• _What you will do_:
Sift the material for lines containing "arcmin", and return them.

• _Data in this exercise_:

↓

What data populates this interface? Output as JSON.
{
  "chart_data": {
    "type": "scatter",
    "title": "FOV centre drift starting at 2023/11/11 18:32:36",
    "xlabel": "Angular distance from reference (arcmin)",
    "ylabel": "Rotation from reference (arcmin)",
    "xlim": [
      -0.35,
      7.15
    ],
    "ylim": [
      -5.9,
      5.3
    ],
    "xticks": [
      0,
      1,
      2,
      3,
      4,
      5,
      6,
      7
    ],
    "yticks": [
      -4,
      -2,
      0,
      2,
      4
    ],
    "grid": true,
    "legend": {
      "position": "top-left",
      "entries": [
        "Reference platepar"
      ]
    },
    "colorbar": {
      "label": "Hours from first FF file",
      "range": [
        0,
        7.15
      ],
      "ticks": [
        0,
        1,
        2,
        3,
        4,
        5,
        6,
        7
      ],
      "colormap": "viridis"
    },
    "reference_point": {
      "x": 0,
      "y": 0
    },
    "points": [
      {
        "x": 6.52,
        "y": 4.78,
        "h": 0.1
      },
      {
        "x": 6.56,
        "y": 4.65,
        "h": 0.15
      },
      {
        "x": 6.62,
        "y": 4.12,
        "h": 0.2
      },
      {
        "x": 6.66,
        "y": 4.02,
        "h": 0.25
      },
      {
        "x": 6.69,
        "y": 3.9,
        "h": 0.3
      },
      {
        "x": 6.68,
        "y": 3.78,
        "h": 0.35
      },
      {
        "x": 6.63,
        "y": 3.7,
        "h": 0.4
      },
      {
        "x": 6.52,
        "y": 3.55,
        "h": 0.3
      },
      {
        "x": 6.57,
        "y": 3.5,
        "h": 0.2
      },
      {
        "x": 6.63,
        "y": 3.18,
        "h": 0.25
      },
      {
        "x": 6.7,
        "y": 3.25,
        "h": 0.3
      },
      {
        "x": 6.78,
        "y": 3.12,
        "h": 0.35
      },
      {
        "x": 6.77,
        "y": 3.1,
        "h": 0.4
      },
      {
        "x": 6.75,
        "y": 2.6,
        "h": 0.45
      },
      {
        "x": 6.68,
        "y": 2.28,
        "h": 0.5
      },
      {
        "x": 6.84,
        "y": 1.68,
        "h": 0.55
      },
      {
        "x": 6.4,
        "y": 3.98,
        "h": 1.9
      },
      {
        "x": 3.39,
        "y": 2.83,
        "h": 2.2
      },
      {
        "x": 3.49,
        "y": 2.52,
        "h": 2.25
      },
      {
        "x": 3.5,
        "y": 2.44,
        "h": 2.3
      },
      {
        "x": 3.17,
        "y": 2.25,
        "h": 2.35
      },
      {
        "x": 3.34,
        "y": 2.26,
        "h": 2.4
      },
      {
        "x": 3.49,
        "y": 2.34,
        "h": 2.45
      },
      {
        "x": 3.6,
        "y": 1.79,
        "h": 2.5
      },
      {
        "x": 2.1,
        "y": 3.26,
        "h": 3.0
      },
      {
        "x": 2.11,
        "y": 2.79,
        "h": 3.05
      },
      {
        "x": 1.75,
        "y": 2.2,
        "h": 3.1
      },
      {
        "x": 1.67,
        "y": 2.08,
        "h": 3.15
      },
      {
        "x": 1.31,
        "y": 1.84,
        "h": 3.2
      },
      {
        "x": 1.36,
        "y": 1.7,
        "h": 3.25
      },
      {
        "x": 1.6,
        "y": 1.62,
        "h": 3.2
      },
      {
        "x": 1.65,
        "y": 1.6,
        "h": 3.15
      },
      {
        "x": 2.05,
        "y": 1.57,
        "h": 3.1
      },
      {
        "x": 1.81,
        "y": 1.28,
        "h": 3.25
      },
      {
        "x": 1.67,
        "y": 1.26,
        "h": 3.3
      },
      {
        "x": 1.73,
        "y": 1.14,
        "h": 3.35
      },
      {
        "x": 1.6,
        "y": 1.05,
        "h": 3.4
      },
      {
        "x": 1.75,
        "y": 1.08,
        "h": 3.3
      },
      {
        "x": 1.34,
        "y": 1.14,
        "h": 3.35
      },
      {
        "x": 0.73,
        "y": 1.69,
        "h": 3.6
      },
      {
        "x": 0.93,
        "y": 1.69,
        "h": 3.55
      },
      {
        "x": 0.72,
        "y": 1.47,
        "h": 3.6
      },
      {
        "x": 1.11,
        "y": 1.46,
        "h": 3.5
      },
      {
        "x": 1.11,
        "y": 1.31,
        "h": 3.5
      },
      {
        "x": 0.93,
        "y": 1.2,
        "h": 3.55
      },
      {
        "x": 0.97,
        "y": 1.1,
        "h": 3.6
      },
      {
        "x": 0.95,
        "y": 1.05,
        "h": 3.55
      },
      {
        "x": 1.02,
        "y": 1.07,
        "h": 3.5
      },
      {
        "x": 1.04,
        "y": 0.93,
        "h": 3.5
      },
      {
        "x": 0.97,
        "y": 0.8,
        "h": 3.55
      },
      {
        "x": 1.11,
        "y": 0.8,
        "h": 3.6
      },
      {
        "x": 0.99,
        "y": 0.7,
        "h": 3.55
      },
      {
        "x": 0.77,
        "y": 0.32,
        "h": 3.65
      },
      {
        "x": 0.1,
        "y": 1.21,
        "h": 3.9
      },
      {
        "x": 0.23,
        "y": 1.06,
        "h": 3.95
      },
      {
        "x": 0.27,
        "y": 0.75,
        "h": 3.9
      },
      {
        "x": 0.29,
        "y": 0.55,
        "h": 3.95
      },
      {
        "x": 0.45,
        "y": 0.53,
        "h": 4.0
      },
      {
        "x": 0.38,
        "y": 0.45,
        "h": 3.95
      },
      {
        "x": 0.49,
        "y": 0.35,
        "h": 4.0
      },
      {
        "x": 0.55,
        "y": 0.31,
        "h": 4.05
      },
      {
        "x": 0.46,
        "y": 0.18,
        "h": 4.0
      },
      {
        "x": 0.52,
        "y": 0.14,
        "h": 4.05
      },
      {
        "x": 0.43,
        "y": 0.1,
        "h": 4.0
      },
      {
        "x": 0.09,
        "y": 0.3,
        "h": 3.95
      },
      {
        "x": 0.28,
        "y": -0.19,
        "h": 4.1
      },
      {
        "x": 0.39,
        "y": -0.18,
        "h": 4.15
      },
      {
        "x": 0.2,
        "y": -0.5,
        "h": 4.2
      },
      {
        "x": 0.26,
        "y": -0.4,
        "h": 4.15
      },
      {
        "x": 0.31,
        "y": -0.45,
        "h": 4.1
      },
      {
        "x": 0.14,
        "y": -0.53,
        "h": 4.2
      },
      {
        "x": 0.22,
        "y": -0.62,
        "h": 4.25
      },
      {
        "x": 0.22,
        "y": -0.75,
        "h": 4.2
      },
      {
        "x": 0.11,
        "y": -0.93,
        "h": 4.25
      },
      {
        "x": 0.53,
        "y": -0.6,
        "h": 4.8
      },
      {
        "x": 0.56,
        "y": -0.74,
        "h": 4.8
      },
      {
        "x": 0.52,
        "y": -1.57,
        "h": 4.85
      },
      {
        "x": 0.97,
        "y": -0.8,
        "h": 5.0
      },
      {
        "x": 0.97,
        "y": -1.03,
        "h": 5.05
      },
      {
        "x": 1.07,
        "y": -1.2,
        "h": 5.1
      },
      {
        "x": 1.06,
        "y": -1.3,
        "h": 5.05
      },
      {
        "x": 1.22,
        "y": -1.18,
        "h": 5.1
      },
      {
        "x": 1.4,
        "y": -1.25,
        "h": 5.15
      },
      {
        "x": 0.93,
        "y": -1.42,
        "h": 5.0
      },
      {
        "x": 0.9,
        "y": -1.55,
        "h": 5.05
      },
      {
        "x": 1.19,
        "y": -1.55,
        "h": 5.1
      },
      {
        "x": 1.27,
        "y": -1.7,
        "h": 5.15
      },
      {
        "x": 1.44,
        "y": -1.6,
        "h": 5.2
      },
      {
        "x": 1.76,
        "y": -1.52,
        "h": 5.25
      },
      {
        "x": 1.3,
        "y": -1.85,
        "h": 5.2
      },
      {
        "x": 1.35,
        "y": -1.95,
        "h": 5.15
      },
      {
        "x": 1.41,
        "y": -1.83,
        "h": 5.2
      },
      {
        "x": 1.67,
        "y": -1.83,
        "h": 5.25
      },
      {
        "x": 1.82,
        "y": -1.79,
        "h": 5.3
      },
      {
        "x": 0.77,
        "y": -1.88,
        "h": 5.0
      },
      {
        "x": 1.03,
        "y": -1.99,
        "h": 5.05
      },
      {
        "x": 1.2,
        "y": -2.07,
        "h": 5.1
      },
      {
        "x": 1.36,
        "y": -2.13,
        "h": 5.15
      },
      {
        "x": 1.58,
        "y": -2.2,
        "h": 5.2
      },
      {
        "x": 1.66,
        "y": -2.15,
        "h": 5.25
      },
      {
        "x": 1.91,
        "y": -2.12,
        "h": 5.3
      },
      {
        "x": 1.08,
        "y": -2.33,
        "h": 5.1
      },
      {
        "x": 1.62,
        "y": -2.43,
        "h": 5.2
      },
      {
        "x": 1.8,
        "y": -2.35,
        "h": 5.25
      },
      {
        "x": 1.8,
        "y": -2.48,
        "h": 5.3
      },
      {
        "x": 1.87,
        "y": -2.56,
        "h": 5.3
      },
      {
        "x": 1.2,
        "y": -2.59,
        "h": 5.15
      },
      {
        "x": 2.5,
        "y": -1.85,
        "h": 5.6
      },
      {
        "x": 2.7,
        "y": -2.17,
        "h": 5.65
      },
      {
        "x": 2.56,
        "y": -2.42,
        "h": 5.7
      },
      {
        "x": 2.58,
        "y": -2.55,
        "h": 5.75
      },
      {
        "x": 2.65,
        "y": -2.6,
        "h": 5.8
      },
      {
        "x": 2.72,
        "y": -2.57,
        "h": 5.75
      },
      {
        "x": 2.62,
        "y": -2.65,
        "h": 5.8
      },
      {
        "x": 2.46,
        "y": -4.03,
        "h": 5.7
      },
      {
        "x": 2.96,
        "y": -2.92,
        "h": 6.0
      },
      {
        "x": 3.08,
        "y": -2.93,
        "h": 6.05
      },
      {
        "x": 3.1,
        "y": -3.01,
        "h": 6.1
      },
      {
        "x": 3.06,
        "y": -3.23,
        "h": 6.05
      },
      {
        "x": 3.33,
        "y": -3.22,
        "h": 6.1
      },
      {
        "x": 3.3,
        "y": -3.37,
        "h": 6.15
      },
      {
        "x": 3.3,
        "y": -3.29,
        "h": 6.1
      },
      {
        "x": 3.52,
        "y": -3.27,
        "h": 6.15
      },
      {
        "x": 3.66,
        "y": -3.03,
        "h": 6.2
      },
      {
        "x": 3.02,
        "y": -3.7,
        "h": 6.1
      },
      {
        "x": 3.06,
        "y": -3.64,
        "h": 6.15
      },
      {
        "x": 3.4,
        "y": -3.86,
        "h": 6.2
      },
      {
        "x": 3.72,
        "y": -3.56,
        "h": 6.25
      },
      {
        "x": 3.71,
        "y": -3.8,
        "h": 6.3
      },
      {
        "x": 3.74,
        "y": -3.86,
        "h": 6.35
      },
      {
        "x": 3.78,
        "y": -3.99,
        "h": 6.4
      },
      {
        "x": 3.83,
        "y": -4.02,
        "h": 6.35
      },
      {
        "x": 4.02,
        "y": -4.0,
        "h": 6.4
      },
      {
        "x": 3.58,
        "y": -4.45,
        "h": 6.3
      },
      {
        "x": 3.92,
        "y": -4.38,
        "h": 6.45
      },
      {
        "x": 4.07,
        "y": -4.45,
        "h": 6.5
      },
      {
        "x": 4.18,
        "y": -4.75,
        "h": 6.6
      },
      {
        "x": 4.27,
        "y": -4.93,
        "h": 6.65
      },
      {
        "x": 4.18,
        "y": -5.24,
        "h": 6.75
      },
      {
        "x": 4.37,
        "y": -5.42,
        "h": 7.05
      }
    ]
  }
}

↑

• _Answer in full_:
    "xlabel": "Angular distance from reference (arcmin)",
    "ylabel": "Rotation from reference (arcmin)",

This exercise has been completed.